WHAT THIS TASK INVOLVES: Take every line that has the string "date" and copy it out.
______________________________
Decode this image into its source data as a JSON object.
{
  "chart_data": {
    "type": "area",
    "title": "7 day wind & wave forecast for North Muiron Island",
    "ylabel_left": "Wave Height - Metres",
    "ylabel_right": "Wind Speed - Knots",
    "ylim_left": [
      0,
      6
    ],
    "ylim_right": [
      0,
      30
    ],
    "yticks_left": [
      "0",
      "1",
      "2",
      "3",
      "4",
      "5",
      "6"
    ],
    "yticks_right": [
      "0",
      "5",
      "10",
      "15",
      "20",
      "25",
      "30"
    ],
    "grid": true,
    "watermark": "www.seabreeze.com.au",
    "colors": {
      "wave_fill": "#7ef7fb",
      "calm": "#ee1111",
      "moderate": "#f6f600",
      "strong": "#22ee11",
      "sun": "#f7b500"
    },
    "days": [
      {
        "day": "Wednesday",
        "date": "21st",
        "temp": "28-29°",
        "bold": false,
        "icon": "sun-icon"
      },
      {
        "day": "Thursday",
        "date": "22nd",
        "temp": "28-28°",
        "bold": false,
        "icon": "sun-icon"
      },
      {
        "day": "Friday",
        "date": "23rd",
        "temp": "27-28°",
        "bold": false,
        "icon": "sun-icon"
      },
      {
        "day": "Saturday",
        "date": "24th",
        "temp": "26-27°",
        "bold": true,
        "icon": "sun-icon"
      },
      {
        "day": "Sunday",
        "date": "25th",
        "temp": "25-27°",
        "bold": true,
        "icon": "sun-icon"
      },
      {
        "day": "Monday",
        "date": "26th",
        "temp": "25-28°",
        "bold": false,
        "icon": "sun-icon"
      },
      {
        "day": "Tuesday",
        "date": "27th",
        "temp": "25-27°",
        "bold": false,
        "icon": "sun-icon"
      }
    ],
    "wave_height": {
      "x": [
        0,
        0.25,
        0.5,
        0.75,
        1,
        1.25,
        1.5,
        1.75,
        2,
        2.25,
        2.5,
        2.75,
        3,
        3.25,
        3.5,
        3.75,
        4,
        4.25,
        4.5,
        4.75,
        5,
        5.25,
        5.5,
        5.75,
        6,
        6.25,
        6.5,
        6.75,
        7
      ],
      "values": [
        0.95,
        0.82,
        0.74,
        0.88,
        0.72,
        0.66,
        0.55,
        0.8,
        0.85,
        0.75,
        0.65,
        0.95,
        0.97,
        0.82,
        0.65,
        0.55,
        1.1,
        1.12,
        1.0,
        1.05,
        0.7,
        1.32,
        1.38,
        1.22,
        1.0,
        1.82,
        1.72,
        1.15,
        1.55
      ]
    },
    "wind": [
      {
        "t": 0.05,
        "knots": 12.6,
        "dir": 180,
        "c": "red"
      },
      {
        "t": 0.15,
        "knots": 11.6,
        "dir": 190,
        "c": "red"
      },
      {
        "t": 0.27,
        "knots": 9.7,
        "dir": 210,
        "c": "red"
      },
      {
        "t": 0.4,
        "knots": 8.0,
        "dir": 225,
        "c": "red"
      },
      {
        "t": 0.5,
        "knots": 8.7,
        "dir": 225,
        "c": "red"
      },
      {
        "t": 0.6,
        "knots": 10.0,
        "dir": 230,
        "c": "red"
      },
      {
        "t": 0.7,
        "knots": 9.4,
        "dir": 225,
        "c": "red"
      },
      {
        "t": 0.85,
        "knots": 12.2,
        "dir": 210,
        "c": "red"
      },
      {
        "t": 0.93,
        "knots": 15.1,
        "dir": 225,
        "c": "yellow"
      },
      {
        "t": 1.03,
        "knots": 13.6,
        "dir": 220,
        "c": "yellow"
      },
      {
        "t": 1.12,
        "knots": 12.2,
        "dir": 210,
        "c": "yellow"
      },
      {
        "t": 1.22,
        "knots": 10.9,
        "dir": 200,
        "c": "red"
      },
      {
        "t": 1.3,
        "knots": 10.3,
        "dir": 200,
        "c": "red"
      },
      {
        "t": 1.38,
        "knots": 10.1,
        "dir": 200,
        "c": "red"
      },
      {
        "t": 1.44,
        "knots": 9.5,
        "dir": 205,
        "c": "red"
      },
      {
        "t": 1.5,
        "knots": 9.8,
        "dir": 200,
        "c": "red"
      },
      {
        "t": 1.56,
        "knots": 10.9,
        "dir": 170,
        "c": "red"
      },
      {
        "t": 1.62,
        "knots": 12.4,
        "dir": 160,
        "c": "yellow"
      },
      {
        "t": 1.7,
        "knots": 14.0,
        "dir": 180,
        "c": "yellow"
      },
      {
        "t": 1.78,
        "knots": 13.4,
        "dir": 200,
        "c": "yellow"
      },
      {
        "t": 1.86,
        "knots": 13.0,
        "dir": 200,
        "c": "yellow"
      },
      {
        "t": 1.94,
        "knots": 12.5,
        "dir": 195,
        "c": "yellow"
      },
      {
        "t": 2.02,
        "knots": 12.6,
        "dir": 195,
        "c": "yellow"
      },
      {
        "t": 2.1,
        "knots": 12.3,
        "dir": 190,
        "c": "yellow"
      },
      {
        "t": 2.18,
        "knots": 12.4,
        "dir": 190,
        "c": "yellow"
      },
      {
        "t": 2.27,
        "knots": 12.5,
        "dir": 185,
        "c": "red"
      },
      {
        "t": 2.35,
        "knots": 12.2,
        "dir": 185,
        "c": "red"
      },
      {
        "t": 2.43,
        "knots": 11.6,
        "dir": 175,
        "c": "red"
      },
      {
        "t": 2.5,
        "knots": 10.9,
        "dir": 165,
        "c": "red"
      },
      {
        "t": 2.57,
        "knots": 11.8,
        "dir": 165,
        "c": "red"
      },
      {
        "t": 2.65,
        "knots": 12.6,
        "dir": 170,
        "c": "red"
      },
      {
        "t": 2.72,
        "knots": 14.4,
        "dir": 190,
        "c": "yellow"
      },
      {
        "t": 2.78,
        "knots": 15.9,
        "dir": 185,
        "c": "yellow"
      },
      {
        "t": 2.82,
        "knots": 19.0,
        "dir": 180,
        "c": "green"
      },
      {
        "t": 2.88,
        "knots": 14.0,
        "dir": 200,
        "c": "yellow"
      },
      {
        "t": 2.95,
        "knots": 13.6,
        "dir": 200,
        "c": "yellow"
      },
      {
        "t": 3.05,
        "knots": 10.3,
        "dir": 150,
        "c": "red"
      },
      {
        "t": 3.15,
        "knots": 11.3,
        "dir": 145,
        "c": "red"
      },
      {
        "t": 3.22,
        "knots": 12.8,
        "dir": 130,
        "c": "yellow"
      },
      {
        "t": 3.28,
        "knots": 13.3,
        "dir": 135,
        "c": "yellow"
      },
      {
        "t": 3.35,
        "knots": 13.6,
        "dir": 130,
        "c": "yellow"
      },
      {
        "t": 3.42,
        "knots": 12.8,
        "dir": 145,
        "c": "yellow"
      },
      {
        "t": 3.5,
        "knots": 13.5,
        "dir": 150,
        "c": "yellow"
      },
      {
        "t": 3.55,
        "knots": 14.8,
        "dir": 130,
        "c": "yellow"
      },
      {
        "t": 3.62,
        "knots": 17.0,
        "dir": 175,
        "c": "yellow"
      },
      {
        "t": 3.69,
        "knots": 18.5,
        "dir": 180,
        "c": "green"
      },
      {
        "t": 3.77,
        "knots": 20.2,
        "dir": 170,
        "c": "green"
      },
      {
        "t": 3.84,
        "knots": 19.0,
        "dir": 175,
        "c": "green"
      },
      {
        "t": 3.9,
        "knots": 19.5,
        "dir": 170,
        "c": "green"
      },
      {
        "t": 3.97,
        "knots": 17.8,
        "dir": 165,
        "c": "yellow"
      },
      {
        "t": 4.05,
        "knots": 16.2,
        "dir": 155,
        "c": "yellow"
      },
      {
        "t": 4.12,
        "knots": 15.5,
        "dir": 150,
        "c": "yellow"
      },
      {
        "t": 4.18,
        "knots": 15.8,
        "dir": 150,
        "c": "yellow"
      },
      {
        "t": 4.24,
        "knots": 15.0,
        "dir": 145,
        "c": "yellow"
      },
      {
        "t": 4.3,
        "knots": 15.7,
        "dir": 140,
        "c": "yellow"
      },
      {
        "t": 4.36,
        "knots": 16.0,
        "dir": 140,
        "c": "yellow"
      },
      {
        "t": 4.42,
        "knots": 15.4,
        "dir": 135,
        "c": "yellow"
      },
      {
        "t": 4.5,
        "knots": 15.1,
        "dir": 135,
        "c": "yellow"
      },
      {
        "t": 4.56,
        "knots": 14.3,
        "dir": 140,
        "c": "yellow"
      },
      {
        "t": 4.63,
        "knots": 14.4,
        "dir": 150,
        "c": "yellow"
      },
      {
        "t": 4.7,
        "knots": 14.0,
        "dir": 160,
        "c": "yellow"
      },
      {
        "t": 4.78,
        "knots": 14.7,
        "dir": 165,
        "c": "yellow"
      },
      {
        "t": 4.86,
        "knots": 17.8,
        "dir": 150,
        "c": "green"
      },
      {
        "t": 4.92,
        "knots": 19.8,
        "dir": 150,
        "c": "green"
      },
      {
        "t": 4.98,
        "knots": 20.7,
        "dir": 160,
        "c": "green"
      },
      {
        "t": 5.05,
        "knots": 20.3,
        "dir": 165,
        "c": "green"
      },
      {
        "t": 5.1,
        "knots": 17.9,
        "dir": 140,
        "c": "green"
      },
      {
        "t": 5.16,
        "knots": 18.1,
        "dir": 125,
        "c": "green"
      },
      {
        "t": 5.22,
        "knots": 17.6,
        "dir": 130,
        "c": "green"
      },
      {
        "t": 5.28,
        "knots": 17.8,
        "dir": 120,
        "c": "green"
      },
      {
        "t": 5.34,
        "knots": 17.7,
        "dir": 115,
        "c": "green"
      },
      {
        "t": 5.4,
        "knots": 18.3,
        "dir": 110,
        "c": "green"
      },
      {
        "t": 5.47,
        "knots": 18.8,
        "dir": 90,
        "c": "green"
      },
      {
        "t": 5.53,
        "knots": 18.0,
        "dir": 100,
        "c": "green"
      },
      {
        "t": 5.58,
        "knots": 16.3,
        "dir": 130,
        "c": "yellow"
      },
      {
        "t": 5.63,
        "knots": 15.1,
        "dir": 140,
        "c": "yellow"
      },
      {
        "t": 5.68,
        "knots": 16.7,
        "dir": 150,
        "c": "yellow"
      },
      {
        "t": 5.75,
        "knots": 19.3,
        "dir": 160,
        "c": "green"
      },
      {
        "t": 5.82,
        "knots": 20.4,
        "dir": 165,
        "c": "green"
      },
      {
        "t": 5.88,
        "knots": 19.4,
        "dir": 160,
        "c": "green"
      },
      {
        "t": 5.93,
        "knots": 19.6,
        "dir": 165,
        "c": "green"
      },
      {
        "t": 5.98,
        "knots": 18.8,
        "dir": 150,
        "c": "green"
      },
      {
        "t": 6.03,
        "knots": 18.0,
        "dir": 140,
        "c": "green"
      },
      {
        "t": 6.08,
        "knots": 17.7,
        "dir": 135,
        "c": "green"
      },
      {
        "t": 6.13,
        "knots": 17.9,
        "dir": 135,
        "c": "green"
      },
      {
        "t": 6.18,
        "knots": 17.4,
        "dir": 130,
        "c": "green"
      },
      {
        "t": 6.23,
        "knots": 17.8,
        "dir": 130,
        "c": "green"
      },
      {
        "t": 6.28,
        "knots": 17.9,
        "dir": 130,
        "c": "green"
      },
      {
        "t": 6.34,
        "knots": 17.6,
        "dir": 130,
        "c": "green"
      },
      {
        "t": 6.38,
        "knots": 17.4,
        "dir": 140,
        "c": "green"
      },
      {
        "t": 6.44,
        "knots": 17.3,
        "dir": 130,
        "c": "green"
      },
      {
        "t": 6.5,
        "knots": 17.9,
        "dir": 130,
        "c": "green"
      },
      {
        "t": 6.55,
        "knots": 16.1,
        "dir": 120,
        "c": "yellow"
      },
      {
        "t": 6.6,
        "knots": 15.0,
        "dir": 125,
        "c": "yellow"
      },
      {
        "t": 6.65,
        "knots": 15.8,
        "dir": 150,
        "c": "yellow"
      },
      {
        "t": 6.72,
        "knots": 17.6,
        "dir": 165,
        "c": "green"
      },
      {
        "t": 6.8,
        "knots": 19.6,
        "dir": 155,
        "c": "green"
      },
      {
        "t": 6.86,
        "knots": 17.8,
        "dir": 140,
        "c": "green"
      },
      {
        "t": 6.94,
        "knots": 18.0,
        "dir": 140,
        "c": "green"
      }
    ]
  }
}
______________________________
EXERCISE RESULT:
        "date": "21st",
        "date": "22nd",
        "date": "23rd",
        "date": "24th",
        "date": "25th",
        "date": "26th",
        "date": "27th",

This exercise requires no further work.